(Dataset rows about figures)
────────
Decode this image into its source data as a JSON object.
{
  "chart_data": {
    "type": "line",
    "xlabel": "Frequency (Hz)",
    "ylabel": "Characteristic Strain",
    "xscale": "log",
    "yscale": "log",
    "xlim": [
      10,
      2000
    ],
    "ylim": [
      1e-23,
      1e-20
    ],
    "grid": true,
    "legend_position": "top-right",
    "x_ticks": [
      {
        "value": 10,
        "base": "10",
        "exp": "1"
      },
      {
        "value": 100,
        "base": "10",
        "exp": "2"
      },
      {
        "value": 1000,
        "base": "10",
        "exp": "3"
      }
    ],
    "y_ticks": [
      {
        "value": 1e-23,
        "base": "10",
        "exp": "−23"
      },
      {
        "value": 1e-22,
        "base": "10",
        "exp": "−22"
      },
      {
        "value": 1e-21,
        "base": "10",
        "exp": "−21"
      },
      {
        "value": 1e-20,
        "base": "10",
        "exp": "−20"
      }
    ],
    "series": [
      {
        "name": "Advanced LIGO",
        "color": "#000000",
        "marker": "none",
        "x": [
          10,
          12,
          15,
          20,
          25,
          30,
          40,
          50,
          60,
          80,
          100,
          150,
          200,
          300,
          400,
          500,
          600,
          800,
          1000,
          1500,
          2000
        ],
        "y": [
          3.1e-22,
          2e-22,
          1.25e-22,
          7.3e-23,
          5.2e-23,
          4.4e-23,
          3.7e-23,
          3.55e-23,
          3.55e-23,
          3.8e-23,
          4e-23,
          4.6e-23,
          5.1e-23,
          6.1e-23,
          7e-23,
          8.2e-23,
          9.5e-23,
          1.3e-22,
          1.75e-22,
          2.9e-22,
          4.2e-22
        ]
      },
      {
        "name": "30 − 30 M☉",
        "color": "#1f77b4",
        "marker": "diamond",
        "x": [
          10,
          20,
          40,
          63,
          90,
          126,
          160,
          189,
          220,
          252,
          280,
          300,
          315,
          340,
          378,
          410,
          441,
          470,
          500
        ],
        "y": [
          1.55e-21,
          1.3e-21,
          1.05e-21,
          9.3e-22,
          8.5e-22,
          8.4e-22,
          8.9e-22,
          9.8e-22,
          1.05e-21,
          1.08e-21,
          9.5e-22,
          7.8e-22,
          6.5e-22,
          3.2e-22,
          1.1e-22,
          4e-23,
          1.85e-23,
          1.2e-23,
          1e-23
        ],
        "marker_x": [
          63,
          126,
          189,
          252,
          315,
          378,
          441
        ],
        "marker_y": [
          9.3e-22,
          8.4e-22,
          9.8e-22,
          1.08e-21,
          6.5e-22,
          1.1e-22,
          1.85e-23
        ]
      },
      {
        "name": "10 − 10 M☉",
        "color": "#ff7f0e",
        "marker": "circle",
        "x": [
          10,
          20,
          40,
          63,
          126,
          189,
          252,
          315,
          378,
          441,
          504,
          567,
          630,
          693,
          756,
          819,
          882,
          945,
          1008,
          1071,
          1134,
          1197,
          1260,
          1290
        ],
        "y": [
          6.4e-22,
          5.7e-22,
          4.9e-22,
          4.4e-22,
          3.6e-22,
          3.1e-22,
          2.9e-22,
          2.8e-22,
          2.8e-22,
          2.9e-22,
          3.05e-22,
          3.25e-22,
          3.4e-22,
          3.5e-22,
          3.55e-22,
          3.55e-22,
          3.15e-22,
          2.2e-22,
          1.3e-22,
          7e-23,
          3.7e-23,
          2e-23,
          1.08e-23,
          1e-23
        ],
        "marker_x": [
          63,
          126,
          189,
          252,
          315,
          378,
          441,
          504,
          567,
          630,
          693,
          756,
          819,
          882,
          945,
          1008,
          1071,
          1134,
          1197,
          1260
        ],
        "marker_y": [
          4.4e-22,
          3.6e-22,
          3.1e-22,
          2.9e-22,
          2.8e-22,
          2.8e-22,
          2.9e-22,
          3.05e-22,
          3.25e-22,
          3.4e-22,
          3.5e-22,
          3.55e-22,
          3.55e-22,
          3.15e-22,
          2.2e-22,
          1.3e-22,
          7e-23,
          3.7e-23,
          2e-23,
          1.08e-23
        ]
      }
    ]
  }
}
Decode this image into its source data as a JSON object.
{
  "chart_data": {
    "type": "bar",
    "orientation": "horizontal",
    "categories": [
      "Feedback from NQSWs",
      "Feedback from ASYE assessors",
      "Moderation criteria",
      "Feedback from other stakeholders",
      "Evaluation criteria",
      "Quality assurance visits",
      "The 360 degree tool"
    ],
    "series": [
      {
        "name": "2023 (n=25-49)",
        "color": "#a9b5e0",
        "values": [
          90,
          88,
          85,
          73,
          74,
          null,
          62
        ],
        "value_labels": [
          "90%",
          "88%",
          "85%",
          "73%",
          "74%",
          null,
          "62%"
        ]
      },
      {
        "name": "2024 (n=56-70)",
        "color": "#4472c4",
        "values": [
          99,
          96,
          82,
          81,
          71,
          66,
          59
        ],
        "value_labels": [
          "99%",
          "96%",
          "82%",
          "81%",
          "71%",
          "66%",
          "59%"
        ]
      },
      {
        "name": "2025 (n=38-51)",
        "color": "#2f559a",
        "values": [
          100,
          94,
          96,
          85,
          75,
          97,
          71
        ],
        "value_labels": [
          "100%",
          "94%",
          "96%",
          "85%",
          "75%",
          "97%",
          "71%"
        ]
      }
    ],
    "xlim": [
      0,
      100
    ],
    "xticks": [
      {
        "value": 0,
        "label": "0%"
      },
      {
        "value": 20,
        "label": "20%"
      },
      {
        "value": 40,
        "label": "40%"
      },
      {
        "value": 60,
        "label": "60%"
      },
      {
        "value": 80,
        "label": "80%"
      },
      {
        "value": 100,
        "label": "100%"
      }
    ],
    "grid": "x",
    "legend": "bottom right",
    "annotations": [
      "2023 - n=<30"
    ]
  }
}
────────
== WHAT IS ASKED ==
Go through the entries and repeat each one exactly.

== ANSWER TO THE EXERCISE ==
Decode this image into its source data as a JSON object.
{
  "chart_data": {
    "type": "line",
    "xlabel": "Frequency (Hz)",
    "ylabel": "Characteristic Strain",
    "xscale": "log",
    "yscale": "log",
    "xlim": [
      10,
      2000
    ],
    "ylim": [
      1e-23,
      1e-20
    ],
    "grid": true,
    "legend_position": "top-right",
    "x_ticks": [
      {
        "value": 10,
        "base": "10",
        "exp": "1"
      },
      {
        "value": 100,
        "base": "10",
        "exp": "2"
      },
      {
        "value": 1000,
        "base": "10",
        "exp": "3"
      }
    ],
    "y_ticks": [
      {
        "value": 1e-23,
        "base": "10",
        "exp": "−23"
      },
      {
        "value": 1e-22,
        "base": "10",
        "exp": "−22"
      },
      {
        "value": 1e-21,
        "base": "10",
        "exp": "−21"
      },
      {
        "value": 1e-20,
        "base": "10",
        "exp": "−20"
      }
    ],
    "series": [
      {
        "name": "Advanced LIGO",
        "color": "#000000",
        "marker": "none",
        "x": [
          10,
          12,
          15,
          20,
          25,
          30,
          40,
          50,
          60,
          80,
          100,
          150,
          200,
          300,
          400,
          500,
          600,
          800,
          1000,
          1500,
          2000
        ],
        "y": [
          3.1e-22,
          2e-22,
          1.25e-22,
          7.3e-23,
          5.2e-23,
          4.4e-23,
          3.7e-23,
          3.55e-23,
          3.55e-23,
          3.8e-23,
          4e-23,
          4.6e-23,
          5.1e-23,
          6.1e-23,
          7e-23,
          8.2e-23,
          9.5e-23,
          1.3e-22,
          1.75e-22,
          2.9e-22,
          4.2e-22
        ]
      },
      {
        "name": "30 − 30 M☉",
        "color": "#1f77b4",
        "marker": "diamond",
        "x": [
          10,
          20,
          40,
          63,
          90,
          126,
          160,
          189,
          220,
          252,
          280,
          300,
          315,
          340,
          378,
          410,
          441,
          470,
          500
        ],
        "y": [
          1.55e-21,
          1.3e-21,
          1.05e-21,
          9.3e-22,
          8.5e-22,
          8.4e-22,
          8.9e-22,
          9.8e-22,
          1.05e-21,
          1.08e-21,
          9.5e-22,
          7.8e-22,
          6.5e-22,
          3.2e-22,
          1.1e-22,
          4e-23,
          1.85e-23,
          1.2e-23,
          1e-23
        ],
        "marker_x": [
          63,
          126,
          189,
          252,
          315,
          378,
          441
        ],
        "marker_y": [
          9.3e-22,
          8.4e-22,
          9.8e-22,
          1.08e-21,
          6.5e-22,
          1.1e-22,
          1.85e-23
        ]
      },
      {
        "name": "10 − 10 M☉",
        "color": "#ff7f0e",
        "marker": "circle",
        "x": [
          10,
          20,
          40,
          63,
          126,
          189,
          252,
          315,
          378,
          441,
          504,
          567,
          630,
          693,
          756,
          819,
          882,
          945,
          1008,
          1071,
          1134,
          1197,
          1260,
          1290
        ],
        "y": [
          6.4e-22,
          5.7e-22,
          4.9e-22,
          4.4e-22,
          3.6e-22,
          3.1e-22,
          2.9e-22,
          2.8e-22,
          2.8e-22,
          2.9e-22,
          3.05e-22,
          3.25e-22,
          3.4e-22,
          3.5e-22,
          3.55e-22,
          3.55e-22,
          3.15e-22,
          2.2e-22,
          1.3e-22,
          7e-23,
          3.7e-23,
          2e-23,
          1.08e-23,
          1e-23
        ],
        "marker_x": [
          63,
          126,
          189,
          252,
          315,
          378,
          441,
          504,
          567,
          630,
          693,
          756,
          819,
          882,
          945,
          1008,
          1071,
          1134,
          1197,
          1260
        ],
        "marker_y": [
          4.4e-22,
          3.6e-22,
          3.1e-22,
          2.9e-22,
          2.8e-22,
          2.8e-22,
          2.9e-22,
          3.05e-22,
          3.25e-22,
          3.4e-22,
          3.5e-22,
          3.55e-22,
          3.55e-22,
          3.15e-22,
          2.2e-22,
          1.3e-22,
          7e-23,
          3.7e-23,
          2e-23,
          1.08e-23
        ]
      }
    ]
  }
}
Decode this image into its source data as a JSON object.
{
  "chart_data": {
    "type": "bar",
    "orientation": "horizontal",
    "categories": [
      "Feedback from NQSWs",
      "Feedback from ASYE assessors",
      "Moderation criteria",
      "Feedback from other stakeholders",
      "Evaluation criteria",
      "Quality assurance visits",
      "The 360 degree tool"
    ],
    "series": [
      {
        "name": "2023 (n=25-49)",
        "color": "#a9b5e0",
        "values": [
          90,
          88,
          85,
          73,
          74,
          null,
          62
        ],
        "value_labels": [
          "90%",
          "88%",
          "85%",
          "73%",
          "74%",
          null,
          "62%"
        ]
      },
      {
        "name": "2024 (n=56-70)",
        "color": "#4472c4",
        "values": [
          99,
          96,
          82,
          81,
          71,
          66,
          59
        ],
        "value_labels": [
          "99%",
          "96%",
          "82%",
          "81%",
          "71%",
          "66%",
          "59%"
        ]
      },
      {
        "name": "2025 (n=38-51)",
        "color": "#2f559a",
        "values": [
          100,
          94,
          96,
          85,
          75,
          97,
          71
        ],
        "value_labels": [
          "100%",
          "94%",
          "96%",
          "85%",
          "75%",
          "97%",
          "71%"
        ]
      }
    ],
    "xlim": [
      0,
      100
    ],
    "xticks": [
      {
        "value": 0,
        "label": "0%"
      },
      {
        "value": 20,
        "label": "20%"
      },
      {
        "value": 40,
        "label": "40%"
      },
      {
        "value": 60,
        "label": "60%"
      },
      {
        "value": 80,
        "label": "80%"
      },
      {
        "value": 100,
        "label": "100%"
      }
    ],
    "grid": "x",
    "legend": "bottom right",
    "annotations": [
      "2023 - n=<30"
    ]
  }
}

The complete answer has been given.